● **WHAT THIS TASK INVOLVES**: Pull each line holding "text" out of the entries below.

● **Stored records**:
— Begin —

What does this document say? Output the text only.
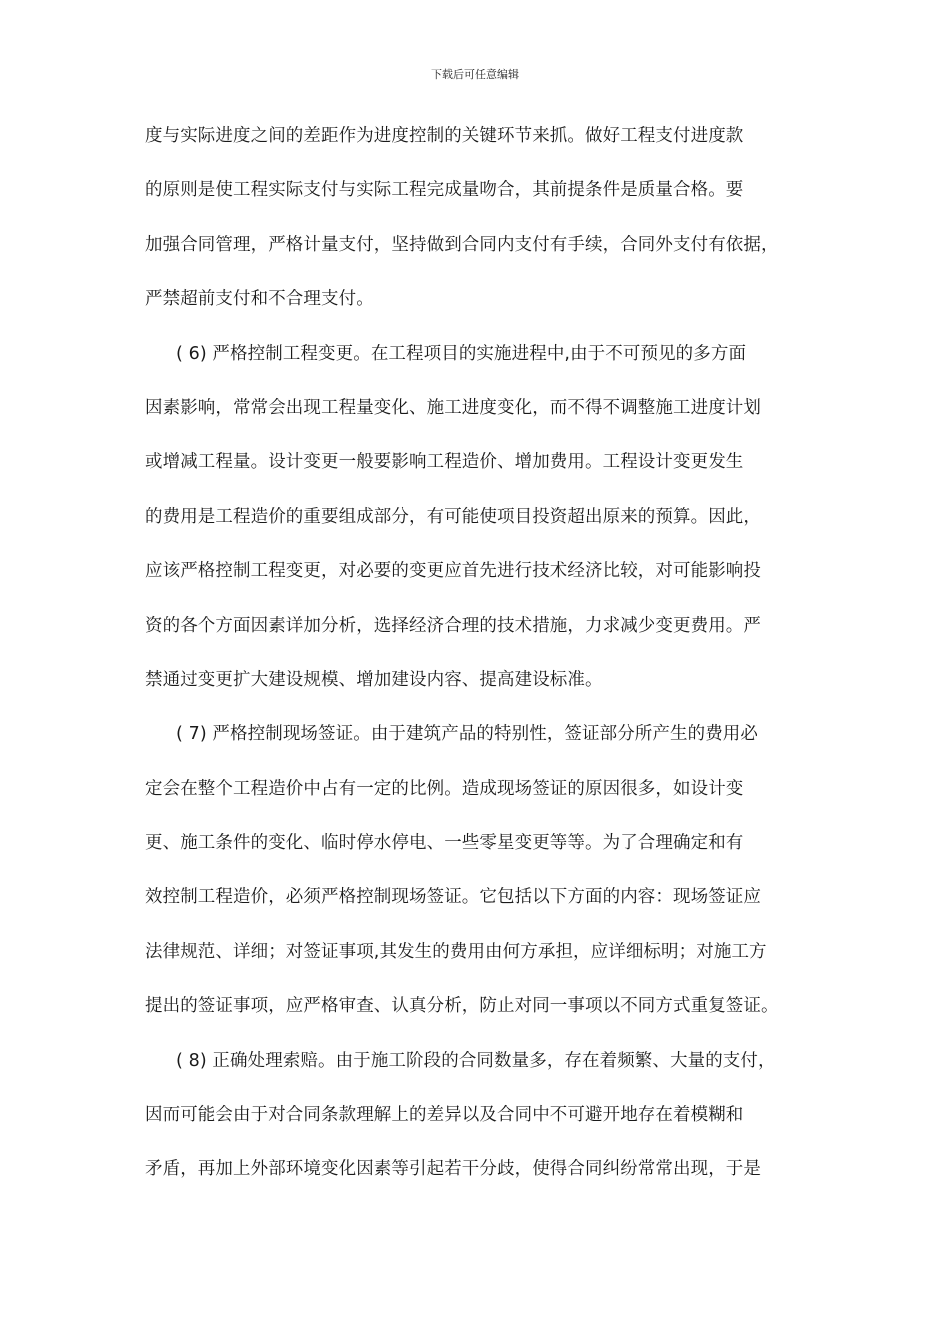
下载后可任意编辑
度与实际进度之间的差距作为进度控制的关键环节来抓。做好工程支付进度款
的原则是使工程实际支付与实际工程完成量吻合，其前提条件是质量合格。要
加强合同管理，严格计量支付，坚持做到合同内支付有手续，合同外支付有依据，
严禁超前支付和不合理支付。
( 6) 严格控制工程变更。在工程项目的实施进程中,由于不可预见的多方面
因素影响，常常会出现工程量变化、施工进度变化，而不得不调整施工进度计划
或增减工程量。设计变更一般要影响工程造价、增加费用。工程设计变更发生
的费用是工程造价的重要组成部分，有可能使项目投资超出原来的预算。因此，
应该严格控制工程变更，对必要的变更应首先进行技术经济比较，对可能影响投
资的各个方面因素详加分析，选择经济合理的技术措施，力求减少变更费用。严
禁通过变更扩大建设规模、增加建设内容、提高建设标准。
( 7) 严格控制现场签证。由于建筑产品的特别性，签证部分所产生的费用必
定会在整个工程造价中占有一定的比例。造成现场签证的原因很多，如设计变
更、施工条件的变化、临时停水停电、一些零星变更等等。为了合理确定和有
效控制工程造价，必须严格控制现场签证。它包括以下方面的内容：现场签证应
法律规范、详细；对签证事项,其发生的费用由何方承担，应详细标明；对施工方
提出的签证事项，应严格审查、认真分析，防止对同一事项以不同方式重复签证。
( 8) 正确处理索赔。由于施工阶段的合同数量多，存在着频繁、大量的支付，
因而可能会由于对合同条款理解上的差异以及合同中不可避开地存在着模糊和
矛盾，再加上外部环境变化因素等引起若干分歧，使得合同纠纷常常出现，于是
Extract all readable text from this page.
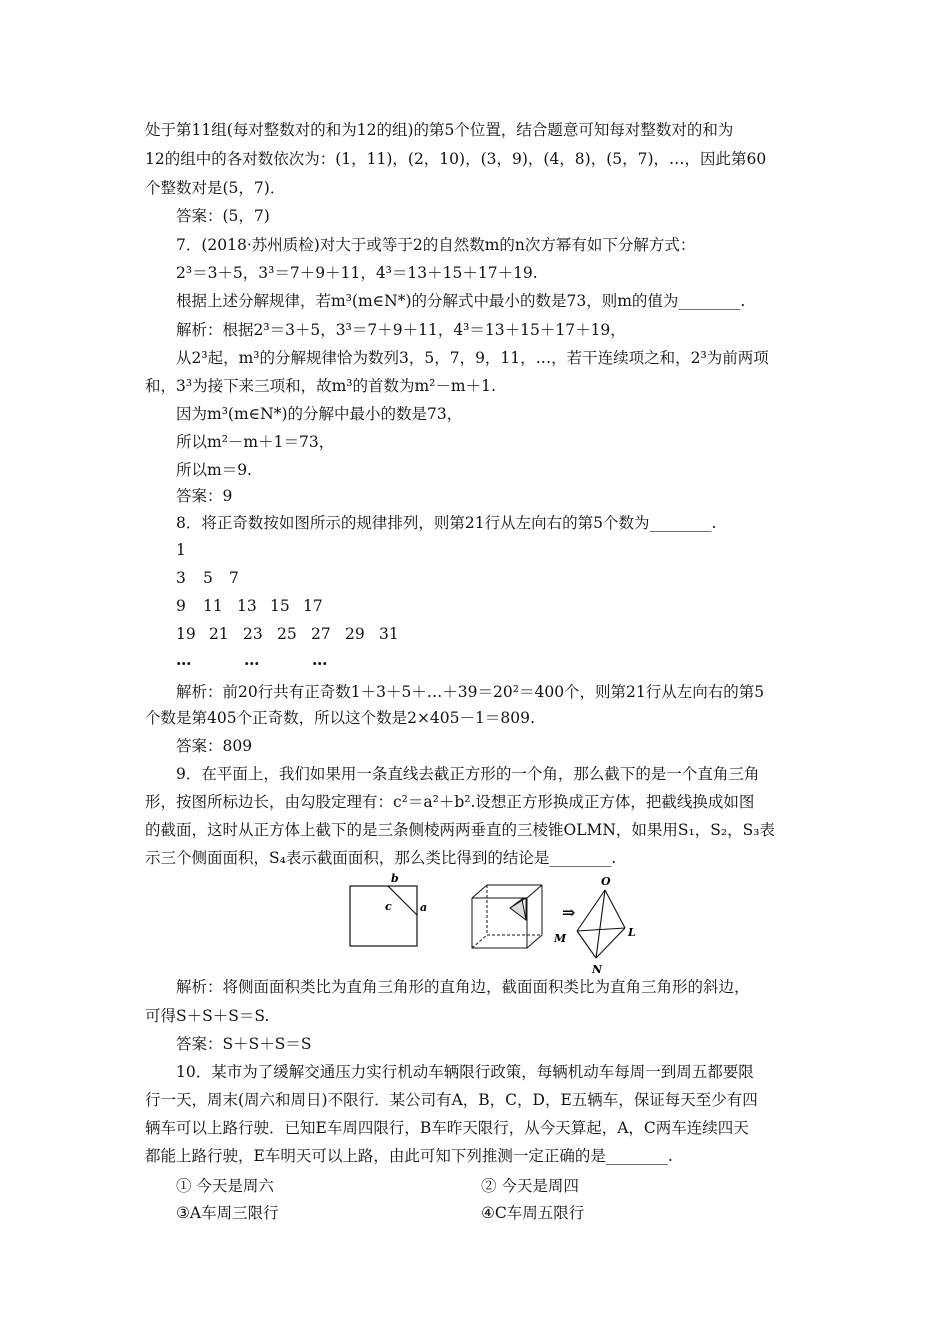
处于第11组(每对整数对的和为12的组)的第5个位置，结合题意可知每对整数对的和为
12的组中的各对数依次为：(1，11)，(2，10)，(3，9)，(4，8)，(5，7)，…，因此第60
个整数对是(5，7)．
答案：(5，7)
7．(2018·苏州质检)对大于或等于2的自然数m的n次方幂有如下分解方式：
2³＝3＋5，3³＝7＋9＋11，4³＝13＋15＋17＋19.
根据上述分解规律，若m³(m∈N*)的分解式中最小的数是73，则m的值为________.
解析：根据2³＝3＋5，3³＝7＋9＋11，4³＝13＋15＋17＋19，
从2³起，m³的分解规律恰为数列3，5，7，9，11，…，若干连续项之和，2³为前两项
和，3³为接下来三项和，故m³的首数为m²－m＋1.
因为m³(m∈N*)的分解中最小的数是73，
所以m²－m＋1＝73，
所以m＝9.
答案：9
8．将正奇数按如图所示的规律排列，则第21行从左向右的第5个数为________.
1
3 5 7
9 11 13 15 17
19 21 23 25 27 29 31
…	…	…
解析：前20行共有正奇数1＋3＋5＋…＋39＝20²＝400个，则第21行从左向右的第5
个数是第405个正奇数，所以这个数是2×405－1＝809.
答案：809
9．在平面上，我们如果用一条直线去截正方形的一个角，那么截下的是一个直角三角
形，按图所标边长，由勾股定理有：c²＝a²＋b².设想正方形换成正方体，把截线换成如图
的截面，这时从正方体上截下的是三条侧棱两两垂直的三棱锥OLMN，如果用S₁，S₂，S₃表
示三个侧面面积，S₄表示截面面积，那么类比得到的结论是________.
b
c	a	⇒
O
M	L
N
解析：将侧面面积类比为直角三角形的直角边，截面面积类比为直角三角形的斜边，
可得S＋S＋S＝S.
答案：S＋S＋S＝S
10．某市为了缓解交通压力实行机动车辆限行政策，每辆机动车每周一到周五都要限
行一天，周末(周六和周日)不限行．某公司有A，B，C，D，E五辆车，保证每天至少有四
辆车可以上路行驶．已知E车周四限行，B车昨天限行，从今天算起，A，C两车连续四天
都能上路行驶，E车明天可以上路，由此可知下列推测一定正确的是________.
① 今天是周六	② 今天是周四
③A车周三限行	④C车周五限行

— End —

● **ANSWER TO THE EXERCISE**:
What does this document say? Output the text only.
Extract all readable text from this page.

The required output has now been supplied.